== Supplied data ==
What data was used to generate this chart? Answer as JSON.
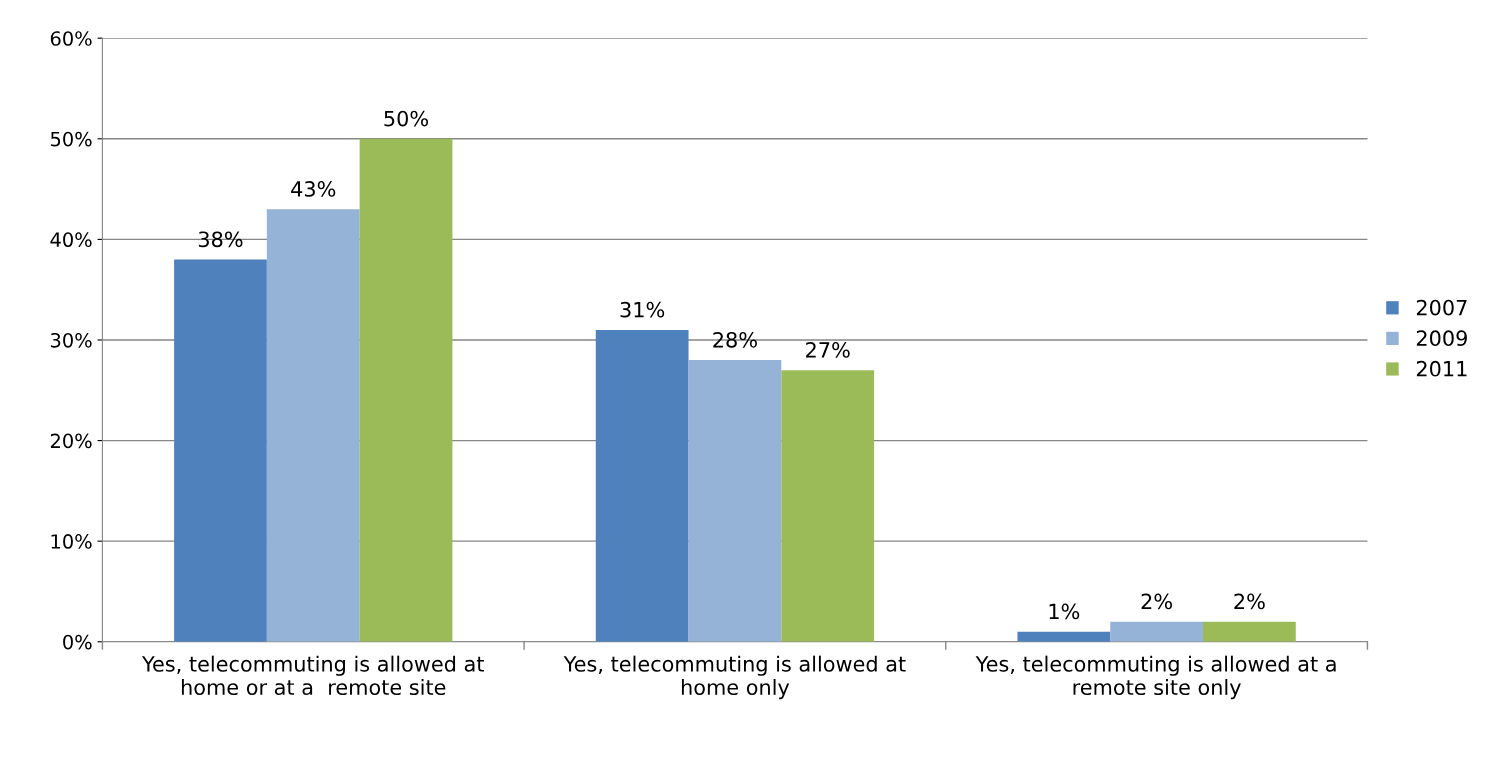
{
  "chart_data": {
    "type": "bar",
    "categories": [
      "Yes, telecommuting is allowed at\nhome or at a  remote site",
      "Yes, telecommuting is allowed at\nhome only",
      "Yes, telecommuting is allowed at a\nremote site only"
    ],
    "series": [
      {
        "name": "2007",
        "color": "#4f81bd",
        "values": [
          38,
          31,
          1
        ],
        "value_labels": [
          "38%",
          "31%",
          "1%"
        ]
      },
      {
        "name": "2009",
        "color": "#95b3d7",
        "values": [
          43,
          28,
          2
        ],
        "value_labels": [
          "43%",
          "28%",
          "2%"
        ]
      },
      {
        "name": "2011",
        "color": "#9bbb59",
        "values": [
          50,
          27,
          2
        ],
        "value_labels": [
          "50%",
          "27%",
          "2%"
        ]
      }
    ],
    "ylim": [
      0,
      60
    ],
    "yticks": [
      {
        "value": 0,
        "label": "0%"
      },
      {
        "value": 10,
        "label": "10%"
      },
      {
        "value": 20,
        "label": "20%"
      },
      {
        "value": 30,
        "label": "30%"
      },
      {
        "value": 40,
        "label": "40%"
      },
      {
        "value": 50,
        "label": "50%"
      },
      {
        "value": 60,
        "label": "60%"
      }
    ],
    "grid": "y",
    "legend": "right"
  }
}
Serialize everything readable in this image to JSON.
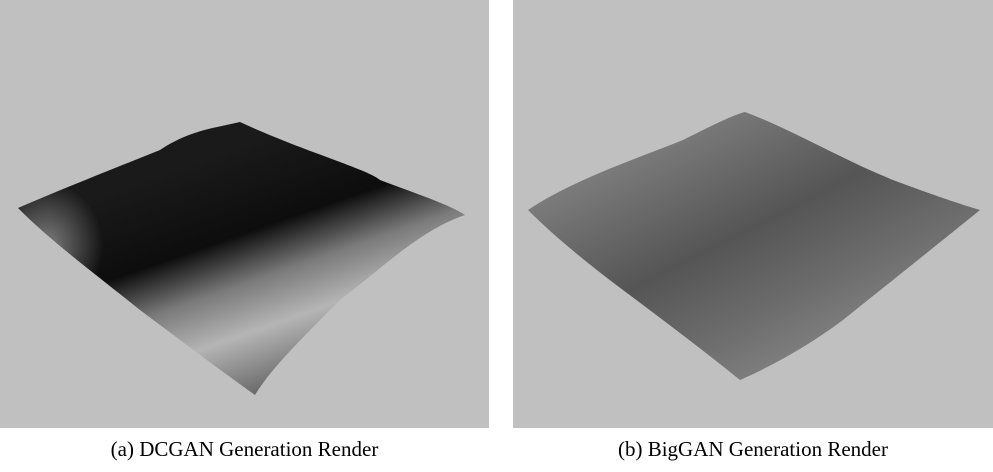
{
  "figure": {
    "panels": [
      {
        "caption": "(a) DCGAN Generation Render"
      },
      {
        "caption": "(b) BigGAN Generation Render"
      }
    ]
  }
}
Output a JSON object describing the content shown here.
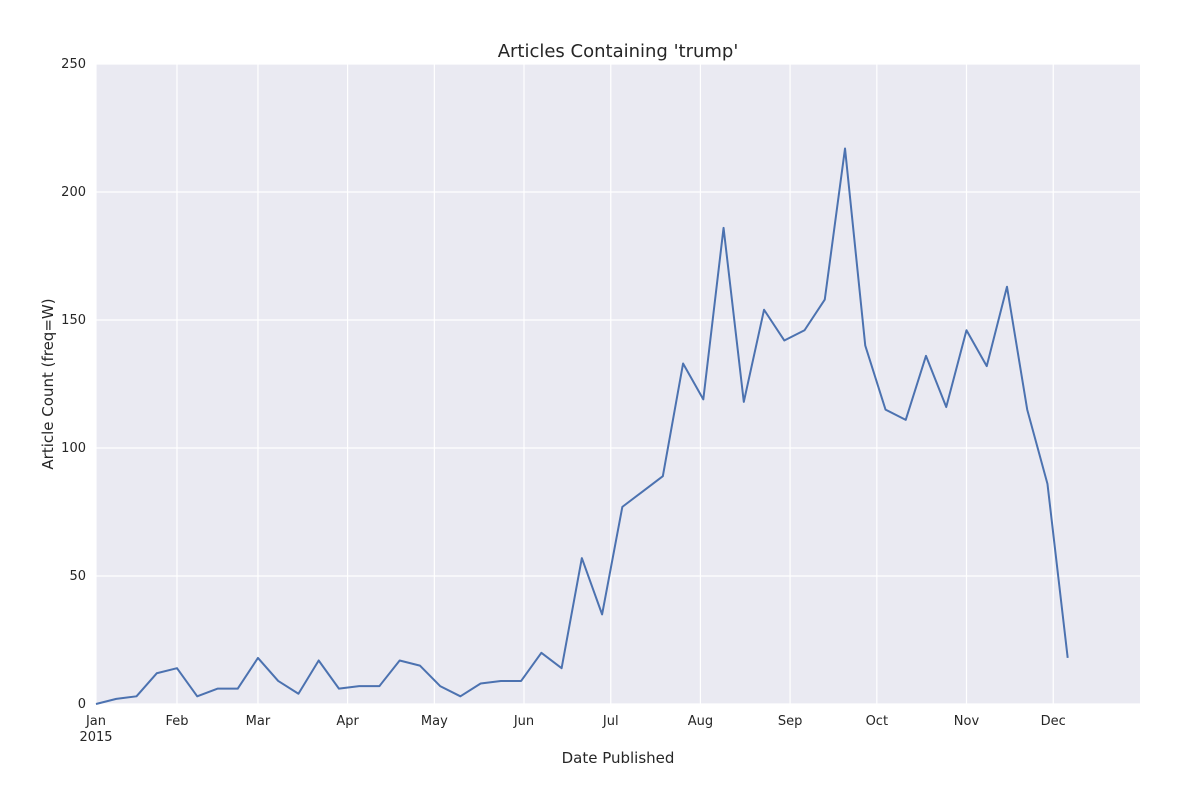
{
  "chart_data": {
    "type": "line",
    "title": "Articles Containing 'trump'",
    "xlabel": "Date Published",
    "ylabel": "Article Count (freq=W)",
    "x_range": [
      "2015-01-04",
      "2015-12-31"
    ],
    "ylim": [
      0,
      250
    ],
    "yticks": [
      0,
      50,
      100,
      150,
      200,
      250
    ],
    "xticks": [
      {
        "date": "2015-01-04",
        "label": "Jan",
        "sublabel": "2015"
      },
      {
        "date": "2015-02-01",
        "label": "Feb"
      },
      {
        "date": "2015-03-01",
        "label": "Mar"
      },
      {
        "date": "2015-04-01",
        "label": "Apr"
      },
      {
        "date": "2015-05-01",
        "label": "May"
      },
      {
        "date": "2015-06-01",
        "label": "Jun"
      },
      {
        "date": "2015-07-01",
        "label": "Jul"
      },
      {
        "date": "2015-08-01",
        "label": "Aug"
      },
      {
        "date": "2015-09-01",
        "label": "Sep"
      },
      {
        "date": "2015-10-01",
        "label": "Oct"
      },
      {
        "date": "2015-11-01",
        "label": "Nov"
      },
      {
        "date": "2015-12-01",
        "label": "Dec"
      }
    ],
    "grid": true,
    "series": [
      {
        "color": "#4c72b0",
        "x": [
          "2015-01-04",
          "2015-01-11",
          "2015-01-18",
          "2015-01-25",
          "2015-02-01",
          "2015-02-08",
          "2015-02-15",
          "2015-02-22",
          "2015-03-01",
          "2015-03-08",
          "2015-03-15",
          "2015-03-22",
          "2015-03-29",
          "2015-04-05",
          "2015-04-12",
          "2015-04-19",
          "2015-04-26",
          "2015-05-03",
          "2015-05-10",
          "2015-05-17",
          "2015-05-24",
          "2015-05-31",
          "2015-06-07",
          "2015-06-14",
          "2015-06-21",
          "2015-06-28",
          "2015-07-05",
          "2015-07-12",
          "2015-07-19",
          "2015-07-26",
          "2015-08-02",
          "2015-08-09",
          "2015-08-16",
          "2015-08-23",
          "2015-08-30",
          "2015-09-06",
          "2015-09-13",
          "2015-09-20",
          "2015-09-27",
          "2015-10-04",
          "2015-10-11",
          "2015-10-18",
          "2015-10-25",
          "2015-11-01",
          "2015-11-08",
          "2015-11-15",
          "2015-11-22",
          "2015-11-29",
          "2015-12-06"
        ],
        "values": [
          0,
          2,
          3,
          12,
          14,
          3,
          6,
          6,
          18,
          9,
          4,
          17,
          6,
          7,
          7,
          17,
          15,
          7,
          3,
          8,
          9,
          9,
          20,
          14,
          57,
          35,
          77,
          83,
          89,
          133,
          119,
          186,
          118,
          154,
          142,
          146,
          158,
          217,
          140,
          115,
          111,
          136,
          116,
          146,
          132,
          163,
          115,
          86,
          18
        ]
      }
    ]
  }
}
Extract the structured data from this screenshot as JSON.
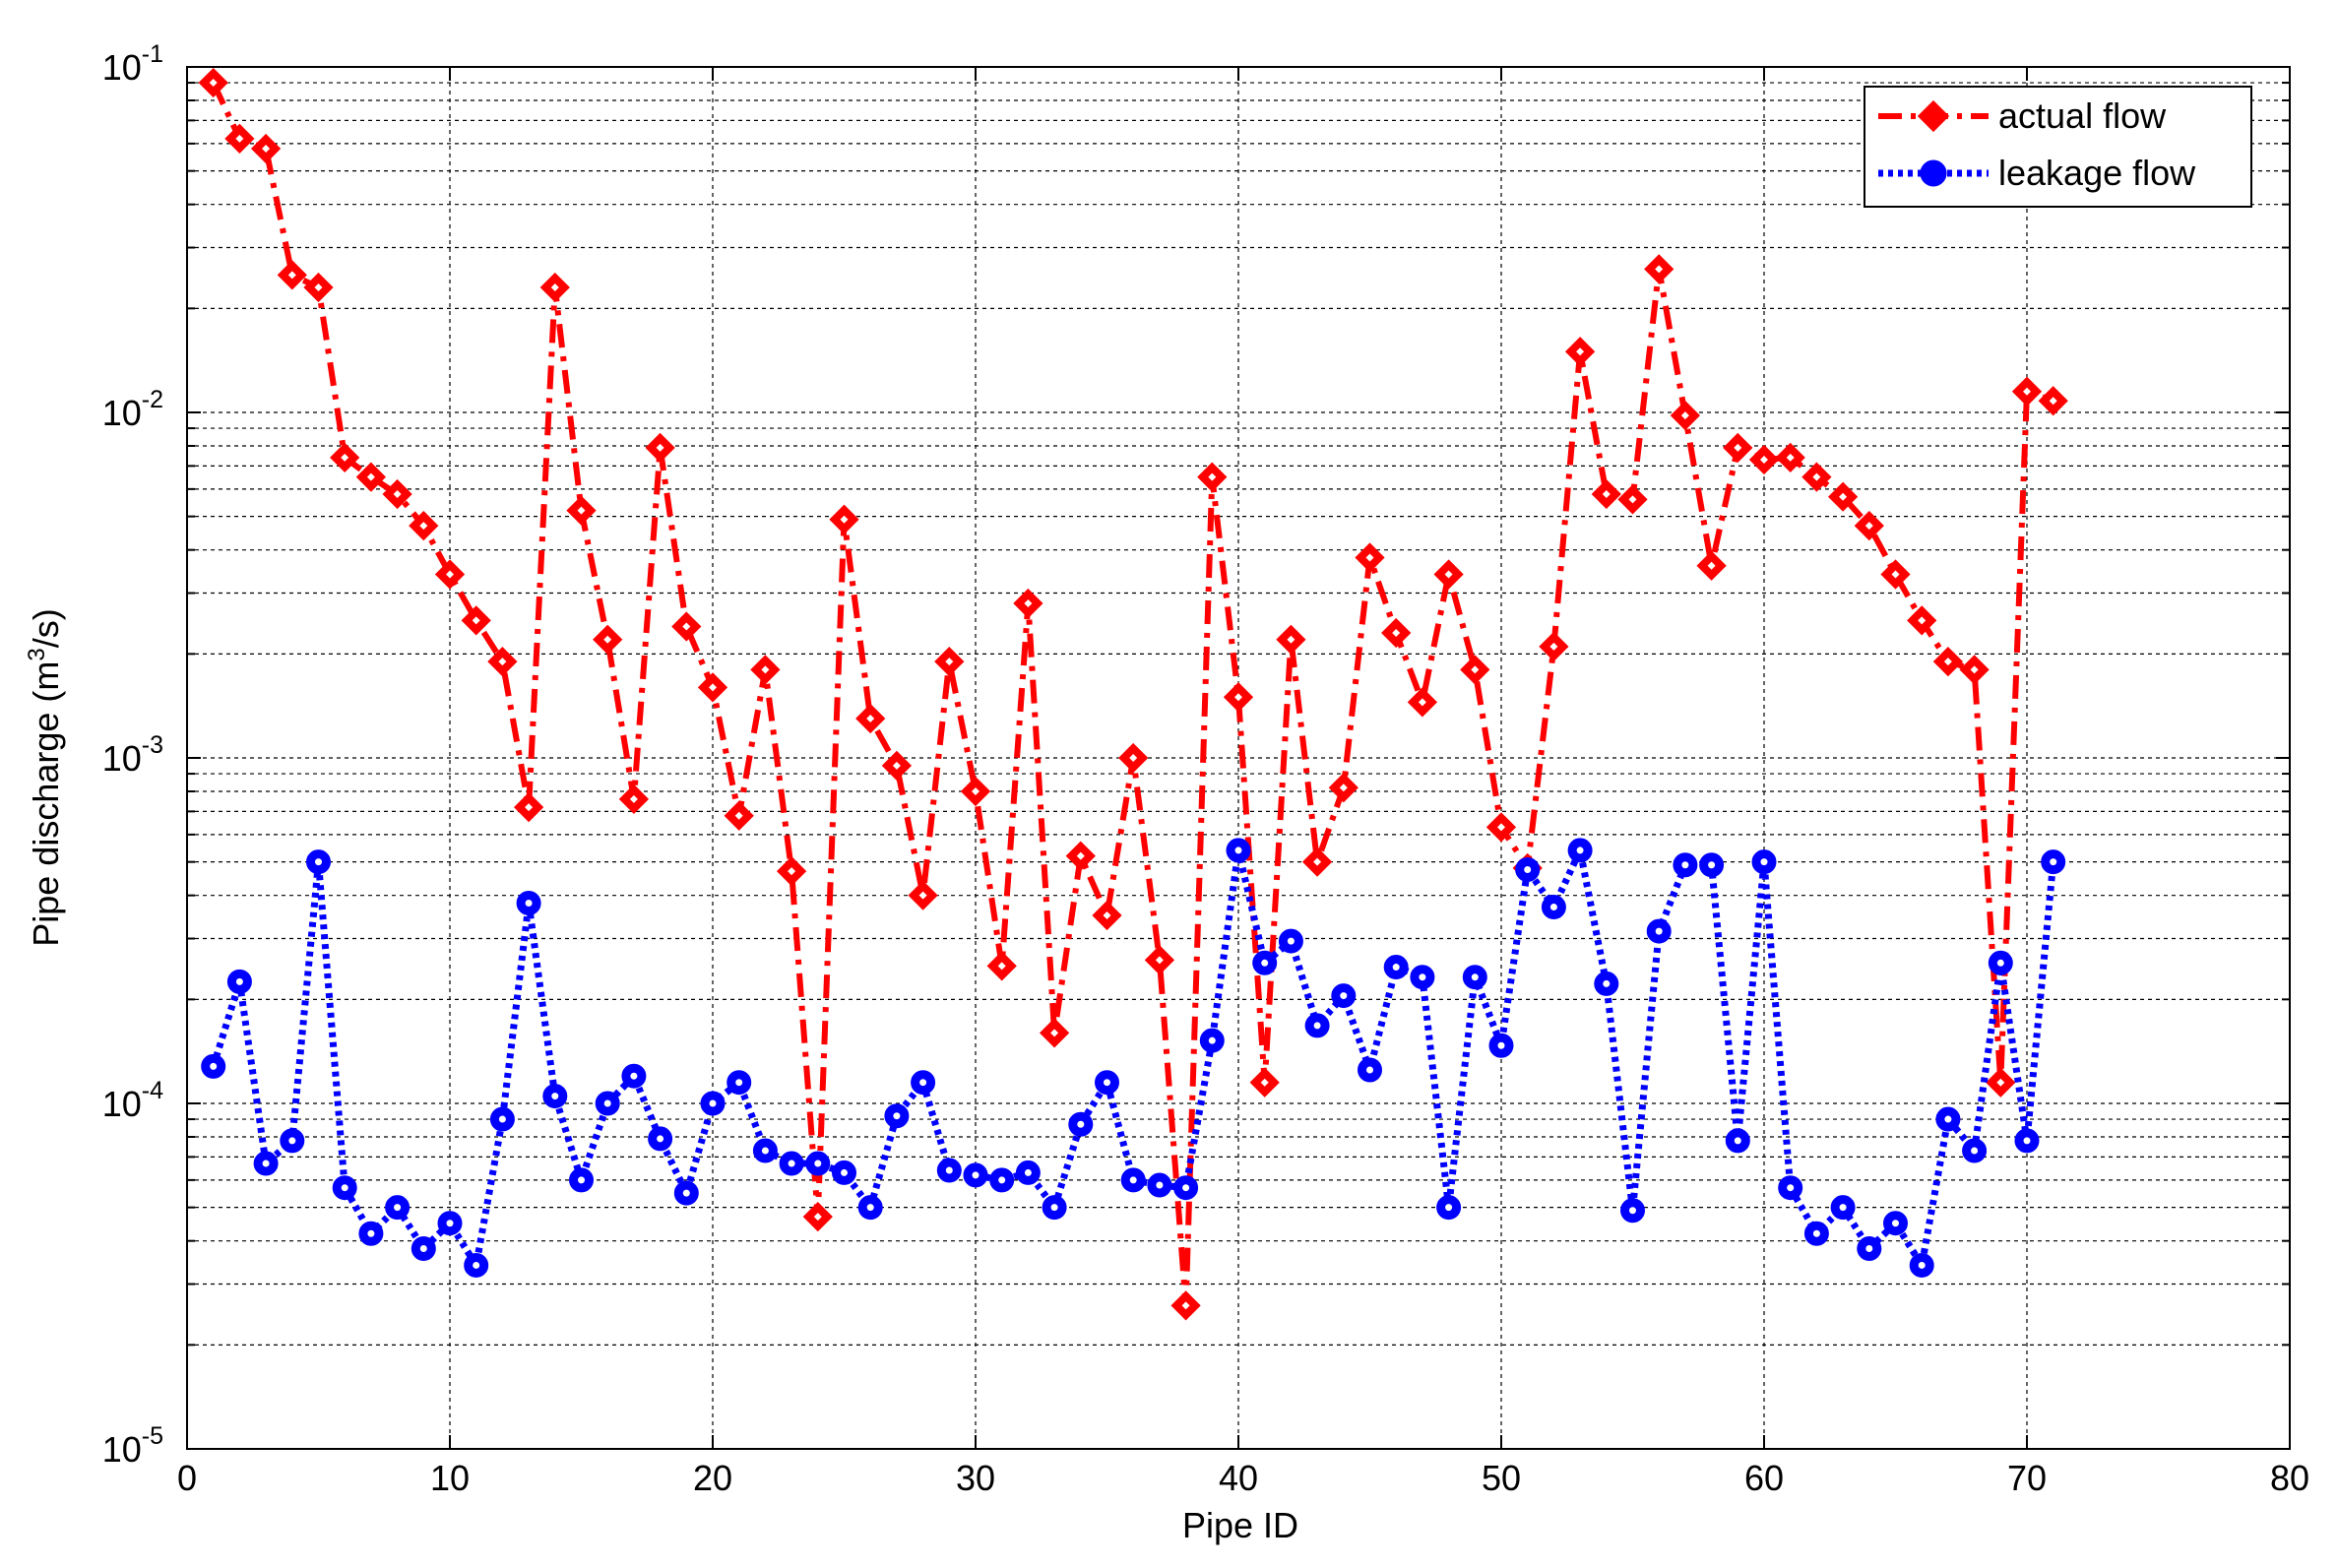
===
● Work to be completed
Retype the entries word for word. Omit any images.

● Problem solution
What data was used to generate this chart? Answer as JSON.
{
  "chart_data": {
    "type": "bar",
    "categories": [
      "Yes, telecommuting is allowed at\nhome or at a  remote site",
      "Yes, telecommuting is allowed at\nhome only",
      "Yes, telecommuting is allowed at a\nremote site only"
    ],
    "series": [
      {
        "name": "2007",
        "color": "#4f81bd",
        "values": [
          38,
          31,
          1
        ],
        "value_labels": [
          "38%",
          "31%",
          "1%"
        ]
      },
      {
        "name": "2009",
        "color": "#95b3d7",
        "values": [
          43,
          28,
          2
        ],
        "value_labels": [
          "43%",
          "28%",
          "2%"
        ]
      },
      {
        "name": "2011",
        "color": "#9bbb59",
        "values": [
          50,
          27,
          2
        ],
        "value_labels": [
          "50%",
          "27%",
          "2%"
        ]
      }
    ],
    "ylim": [
      0,
      60
    ],
    "yticks": [
      {
        "value": 0,
        "label": "0%"
      },
      {
        "value": 10,
        "label": "10%"
      },
      {
        "value": 20,
        "label": "20%"
      },
      {
        "value": 30,
        "label": "30%"
      },
      {
        "value": 40,
        "label": "40%"
      },
      {
        "value": 50,
        "label": "50%"
      },
      {
        "value": 60,
        "label": "60%"
      }
    ],
    "grid": "y",
    "legend": "right"
  }
}
Serialize everything readable in this image to JSON.
{
  "figure": {
    "panels": [
      {
        "caption": "(a) DCGAN Generation Render"
      },
      {
        "caption": "(b) BigGAN Generation Render"
      }
    ]
  }
}
Output a JSON object describing the content shown here.
{
  "chart_data": {
    "type": "line",
    "title": "Articles Containing 'trump'",
    "xlabel": "Date Published",
    "ylabel": "Article Count (freq=W)",
    "x_range": [
      "2015-01-04",
      "2015-12-31"
    ],
    "ylim": [
      0,
      250
    ],
    "yticks": [
      0,
      50,
      100,
      150,
      200,
      250
    ],
    "xticks": [
      {
        "date": "2015-01-04",
        "label": "Jan",
        "sublabel": "2015"
      },
      {
        "date": "2015-02-01",
        "label": "Feb"
      },
      {
        "date": "2015-03-01",
        "label": "Mar"
      },
      {
        "date": "2015-04-01",
        "label": "Apr"
      },
      {
        "date": "2015-05-01",
        "label": "May"
      },
      {
        "date": "2015-06-01",
        "label": "Jun"
      },
      {
        "date": "2015-07-01",
        "label": "Jul"
      },
      {
        "date": "2015-08-01",
        "label": "Aug"
      },
      {
        "date": "2015-09-01",
        "label": "Sep"
      },
      {
        "date": "2015-10-01",
        "label": "Oct"
      },
      {
        "date": "2015-11-01",
        "label": "Nov"
      },
      {
        "date": "2015-12-01",
        "label": "Dec"
      }
    ],
    "grid": true,
    "series": [
      {
        "color": "#4c72b0",
        "x": [
          "2015-01-04",
          "2015-01-11",
          "2015-01-18",
          "2015-01-25",
          "2015-02-01",
          "2015-02-08",
          "2015-02-15",
          "2015-02-22",
          "2015-03-01",
          "2015-03-08",
          "2015-03-15",
          "2015-03-22",
          "2015-03-29",
          "2015-04-05",
          "2015-04-12",
          "2015-04-19",
          "2015-04-26",
          "2015-05-03",
          "2015-05-10",
          "2015-05-17",
          "2015-05-24",
          "2015-05-31",
          "2015-06-07",
          "2015-06-14",
          "2015-06-21",
          "2015-06-28",
          "2015-07-05",
          "2015-07-12",
          "2015-07-19",
          "2015-07-26",
          "2015-08-02",
          "2015-08-09",
          "2015-08-16",
          "2015-08-23",
          "2015-08-30",
          "2015-09-06",
          "2015-09-13",
          "2015-09-20",
          "2015-09-27",
          "2015-10-04",
          "2015-10-11",
          "2015-10-18",
          "2015-10-25",
          "2015-11-01",
          "2015-11-08",
          "2015-11-15",
          "2015-11-22",
          "2015-11-29",
          "2015-12-06"
        ],
        "values": [
          0,
          2,
          3,
          12,
          14,
          3,
          6,
          6,
          18,
          9,
          4,
          17,
          6,
          7,
          7,
          17,
          15,
          7,
          3,
          8,
          9,
          9,
          20,
          14,
          57,
          35,
          77,
          83,
          89,
          133,
          119,
          186,
          118,
          154,
          142,
          146,
          158,
          217,
          140,
          115,
          111,
          136,
          116,
          146,
          132,
          163,
          115,
          86,
          18
        ]
      }
    ]
  }
}
Extract the structured data from this screenshot as JSON.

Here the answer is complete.